* Aim of the task
Tally how many lines hold the string "Argentineans". Your reply should be that number alone.

* Information given
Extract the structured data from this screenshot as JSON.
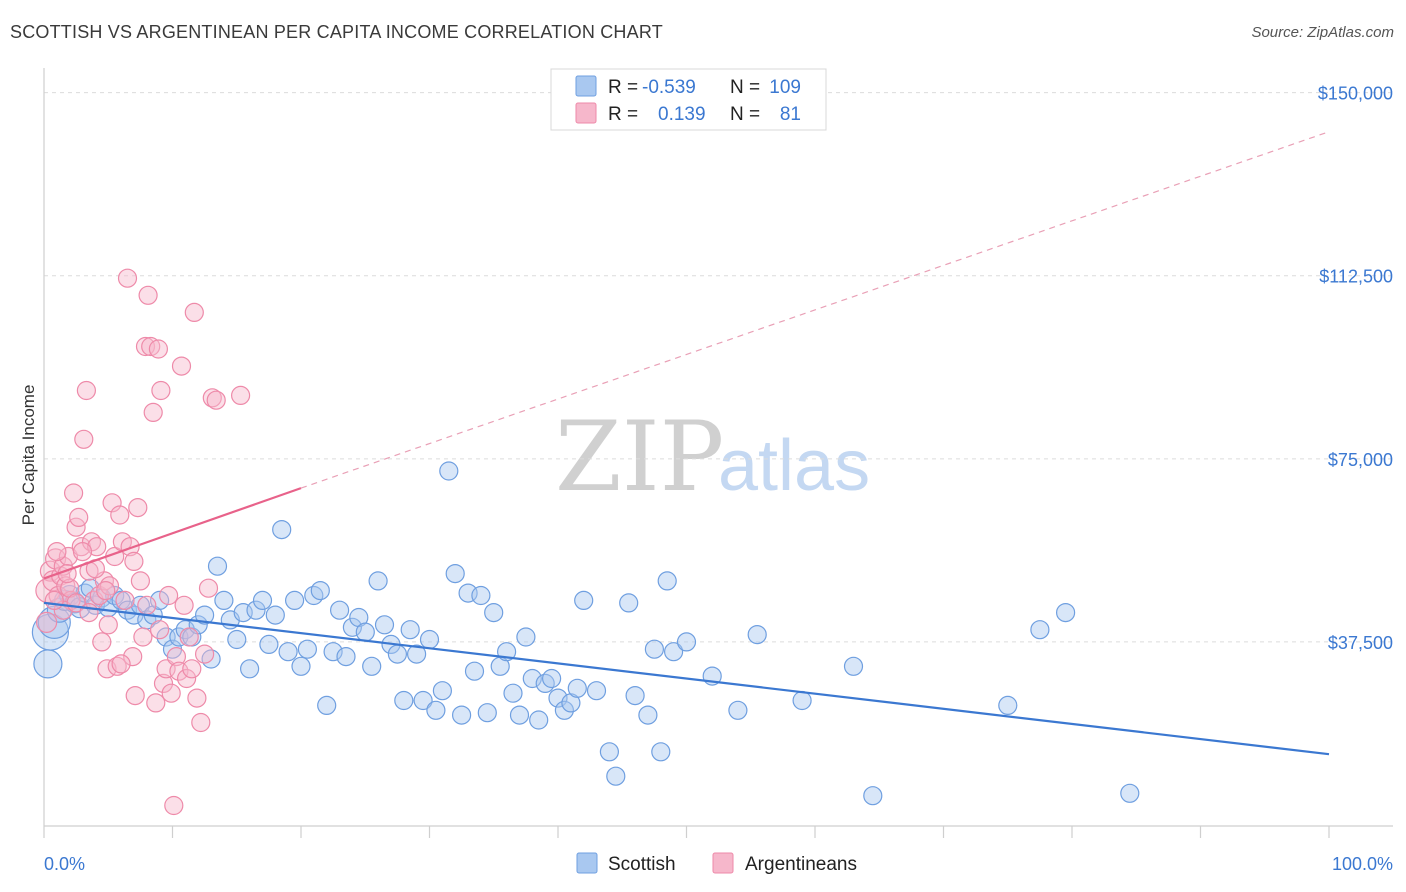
{
  "header": {
    "title": "SCOTTISH VS ARGENTINEAN PER CAPITA INCOME CORRELATION CHART",
    "source": "Source: ZipAtlas.com"
  },
  "watermark": {
    "zip": "ZIP",
    "atlas": "atlas"
  },
  "colors": {
    "blue": "#3b78d1",
    "blue_fill": "#a9c8f0",
    "blue_stroke": "#6f9fe0",
    "pink": "#e8628a",
    "pink_fill": "#f6b7cb",
    "pink_stroke": "#ee8aa9",
    "grid": "#dcdcdc"
  },
  "legend": {
    "rows": [
      {
        "r_label": "R =",
        "r_value": "-0.539",
        "n_label": "N =",
        "n_value": "109",
        "series": "Scottish"
      },
      {
        "r_label": "R =",
        "r_value": "0.139",
        "n_label": "N =",
        "n_value": "81",
        "series": "Argentineans"
      }
    ]
  },
  "bottom_legend": {
    "items": [
      "Scottish",
      "Argentineans"
    ]
  },
  "chart_data": {
    "type": "scatter",
    "title": "SCOTTISH VS ARGENTINEAN PER CAPITA INCOME CORRELATION CHART",
    "xlabel": "",
    "ylabel": "Per Capita Income",
    "xlim": [
      0,
      100
    ],
    "ylim": [
      0,
      153000
    ],
    "x_tick_labels": [
      "0.0%",
      "100.0%"
    ],
    "y_ticks": [
      37500,
      75000,
      112500,
      150000
    ],
    "y_tick_labels": [
      "$37,500",
      "$75,000",
      "$112,500",
      "$150,000"
    ],
    "grid": true,
    "series": [
      {
        "name": "Scottish",
        "color": "#3b78d1",
        "trend": {
          "x": [
            0,
            100
          ],
          "y": [
            45500,
            14500
          ],
          "style": "solid"
        },
        "points": [
          [
            0.3,
            33000,
            14
          ],
          [
            0.5,
            39500,
            18
          ],
          [
            0.8,
            41500,
            16
          ],
          [
            1.2,
            44000,
            12
          ],
          [
            1.6,
            46000,
            10
          ],
          [
            2.0,
            47000,
            10
          ],
          [
            2.4,
            45500,
            10
          ],
          [
            2.8,
            44500,
            10
          ],
          [
            3.2,
            47500,
            9
          ],
          [
            3.6,
            48500,
            9
          ],
          [
            4.0,
            45000,
            9
          ],
          [
            4.5,
            46500,
            9
          ],
          [
            5.0,
            44500,
            9
          ],
          [
            5.5,
            47000,
            9
          ],
          [
            6.0,
            46000,
            9
          ],
          [
            6.5,
            44000,
            9
          ],
          [
            7.0,
            43000,
            9
          ],
          [
            7.5,
            45000,
            9
          ],
          [
            8.0,
            42000,
            9
          ],
          [
            8.5,
            43000,
            9
          ],
          [
            9.0,
            46000,
            9
          ],
          [
            9.5,
            38500,
            9
          ],
          [
            10.0,
            36000,
            9
          ],
          [
            10.5,
            38500,
            9
          ],
          [
            11.0,
            40000,
            9
          ],
          [
            11.5,
            38500,
            9
          ],
          [
            12.0,
            41000,
            9
          ],
          [
            12.5,
            43000,
            9
          ],
          [
            13.0,
            34000,
            9
          ],
          [
            13.5,
            53000,
            9
          ],
          [
            14.0,
            46000,
            9
          ],
          [
            14.5,
            42000,
            9
          ],
          [
            15.0,
            38000,
            9
          ],
          [
            15.5,
            43500,
            9
          ],
          [
            16.0,
            32000,
            9
          ],
          [
            16.5,
            44000,
            9
          ],
          [
            17.0,
            46000,
            9
          ],
          [
            17.5,
            37000,
            9
          ],
          [
            18.0,
            43000,
            9
          ],
          [
            18.5,
            60500,
            9
          ],
          [
            19.0,
            35500,
            9
          ],
          [
            19.5,
            46000,
            9
          ],
          [
            20.0,
            32500,
            9
          ],
          [
            20.5,
            36000,
            9
          ],
          [
            21.0,
            47000,
            9
          ],
          [
            21.5,
            48000,
            9
          ],
          [
            22.0,
            24500,
            9
          ],
          [
            22.5,
            35500,
            9
          ],
          [
            23.0,
            44000,
            9
          ],
          [
            23.5,
            34500,
            9
          ],
          [
            24.0,
            40500,
            9
          ],
          [
            24.5,
            42500,
            9
          ],
          [
            25.0,
            39500,
            9
          ],
          [
            25.5,
            32500,
            9
          ],
          [
            26.0,
            50000,
            9
          ],
          [
            26.5,
            41000,
            9
          ],
          [
            27.0,
            37000,
            9
          ],
          [
            27.5,
            35000,
            9
          ],
          [
            28.0,
            25500,
            9
          ],
          [
            28.5,
            40000,
            9
          ],
          [
            29.0,
            35000,
            9
          ],
          [
            29.5,
            25500,
            9
          ],
          [
            30.0,
            38000,
            9
          ],
          [
            30.5,
            23500,
            9
          ],
          [
            31.0,
            27500,
            9
          ],
          [
            31.5,
            72500,
            9
          ],
          [
            32.0,
            51500,
            9
          ],
          [
            32.5,
            22500,
            9
          ],
          [
            33.0,
            47500,
            9
          ],
          [
            33.5,
            31500,
            9
          ],
          [
            34.0,
            47000,
            9
          ],
          [
            34.5,
            23000,
            9
          ],
          [
            35.0,
            43500,
            9
          ],
          [
            35.5,
            32500,
            9
          ],
          [
            36.0,
            35500,
            9
          ],
          [
            36.5,
            27000,
            9
          ],
          [
            37.0,
            22500,
            9
          ],
          [
            37.5,
            38500,
            9
          ],
          [
            38.0,
            30000,
            9
          ],
          [
            38.5,
            21500,
            9
          ],
          [
            39.0,
            29000,
            9
          ],
          [
            39.5,
            30000,
            9
          ],
          [
            40.0,
            26000,
            9
          ],
          [
            40.5,
            23500,
            9
          ],
          [
            41.0,
            25000,
            9
          ],
          [
            41.5,
            28000,
            9
          ],
          [
            42.0,
            46000,
            9
          ],
          [
            43.0,
            27500,
            9
          ],
          [
            44.0,
            15000,
            9
          ],
          [
            44.5,
            10000,
            9
          ],
          [
            45.5,
            45500,
            9
          ],
          [
            46.0,
            26500,
            9
          ],
          [
            47.0,
            22500,
            9
          ],
          [
            47.5,
            36000,
            9
          ],
          [
            48.0,
            15000,
            9
          ],
          [
            48.5,
            50000,
            9
          ],
          [
            49.0,
            35500,
            9
          ],
          [
            50.0,
            37500,
            9
          ],
          [
            52.0,
            30500,
            9
          ],
          [
            54.0,
            23500,
            9
          ],
          [
            55.5,
            39000,
            9
          ],
          [
            59.0,
            25500,
            9
          ],
          [
            63.0,
            32500,
            9
          ],
          [
            64.5,
            6000,
            9
          ],
          [
            75.0,
            24500,
            9
          ],
          [
            77.5,
            40000,
            9
          ],
          [
            79.5,
            43500,
            9
          ],
          [
            84.5,
            6500,
            9
          ]
        ]
      },
      {
        "name": "Argentineans",
        "color": "#e8628a",
        "trend": {
          "x": [
            0,
            20,
            100
          ],
          "y": [
            50500,
            69000,
            142000
          ],
          "style": "solid-then-dashed"
        },
        "points": [
          [
            0.3,
            48000,
            12
          ],
          [
            0.5,
            52000,
            10
          ],
          [
            0.7,
            50000,
            10
          ],
          [
            0.9,
            54500,
            10
          ],
          [
            1.1,
            47000,
            9
          ],
          [
            1.3,
            51000,
            9
          ],
          [
            1.5,
            53000,
            9
          ],
          [
            1.7,
            49000,
            9
          ],
          [
            1.9,
            55000,
            9
          ],
          [
            2.1,
            46000,
            9
          ],
          [
            2.3,
            68000,
            9
          ],
          [
            2.5,
            61000,
            9
          ],
          [
            2.7,
            63000,
            9
          ],
          [
            2.9,
            57000,
            9
          ],
          [
            3.1,
            79000,
            9
          ],
          [
            3.3,
            89000,
            9
          ],
          [
            3.5,
            52000,
            9
          ],
          [
            3.7,
            58000,
            9
          ],
          [
            3.9,
            46000,
            9
          ],
          [
            4.1,
            57000,
            9
          ],
          [
            4.3,
            47000,
            9
          ],
          [
            4.5,
            37500,
            9
          ],
          [
            4.7,
            50000,
            9
          ],
          [
            4.9,
            32000,
            9
          ],
          [
            5.1,
            49000,
            9
          ],
          [
            5.3,
            66000,
            9
          ],
          [
            5.5,
            55000,
            9
          ],
          [
            5.7,
            32500,
            9
          ],
          [
            5.9,
            63500,
            9
          ],
          [
            6.1,
            58000,
            9
          ],
          [
            6.3,
            46000,
            9
          ],
          [
            6.5,
            112000,
            9
          ],
          [
            6.7,
            57000,
            9
          ],
          [
            6.9,
            34500,
            9
          ],
          [
            7.1,
            26500,
            9
          ],
          [
            7.3,
            65000,
            9
          ],
          [
            7.5,
            50000,
            9
          ],
          [
            7.7,
            38500,
            9
          ],
          [
            7.9,
            98000,
            9
          ],
          [
            8.1,
            108500,
            9
          ],
          [
            8.3,
            98000,
            9
          ],
          [
            8.5,
            84500,
            9
          ],
          [
            8.7,
            25000,
            9
          ],
          [
            8.9,
            97500,
            9
          ],
          [
            9.1,
            89000,
            9
          ],
          [
            9.3,
            29000,
            9
          ],
          [
            9.5,
            32000,
            9
          ],
          [
            9.7,
            47000,
            9
          ],
          [
            9.9,
            27000,
            9
          ],
          [
            10.1,
            4000,
            9
          ],
          [
            10.3,
            34500,
            9
          ],
          [
            10.5,
            31500,
            9
          ],
          [
            10.7,
            94000,
            9
          ],
          [
            10.9,
            45000,
            9
          ],
          [
            11.1,
            30000,
            9
          ],
          [
            11.3,
            38500,
            9
          ],
          [
            11.5,
            32000,
            9
          ],
          [
            11.7,
            105000,
            9
          ],
          [
            11.9,
            26000,
            9
          ],
          [
            12.2,
            21000,
            9
          ],
          [
            12.5,
            35000,
            9
          ],
          [
            12.8,
            48500,
            9
          ],
          [
            13.1,
            87500,
            9
          ],
          [
            13.4,
            87000,
            9
          ],
          [
            15.3,
            88000,
            9
          ],
          [
            0.2,
            41500,
            10
          ],
          [
            1.0,
            56000,
            9
          ],
          [
            2.0,
            48500,
            9
          ],
          [
            3.0,
            56000,
            9
          ],
          [
            4.0,
            52500,
            9
          ],
          [
            5.0,
            41000,
            9
          ],
          [
            6.0,
            33000,
            9
          ],
          [
            7.0,
            54000,
            9
          ],
          [
            8.0,
            45000,
            9
          ],
          [
            9.0,
            40000,
            9
          ],
          [
            1.5,
            44000,
            9
          ],
          [
            2.5,
            45500,
            9
          ],
          [
            3.5,
            43500,
            9
          ],
          [
            0.8,
            46000,
            9
          ],
          [
            1.8,
            51500,
            9
          ],
          [
            4.8,
            48000,
            9
          ]
        ]
      }
    ]
  }
}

* Solution for this task
3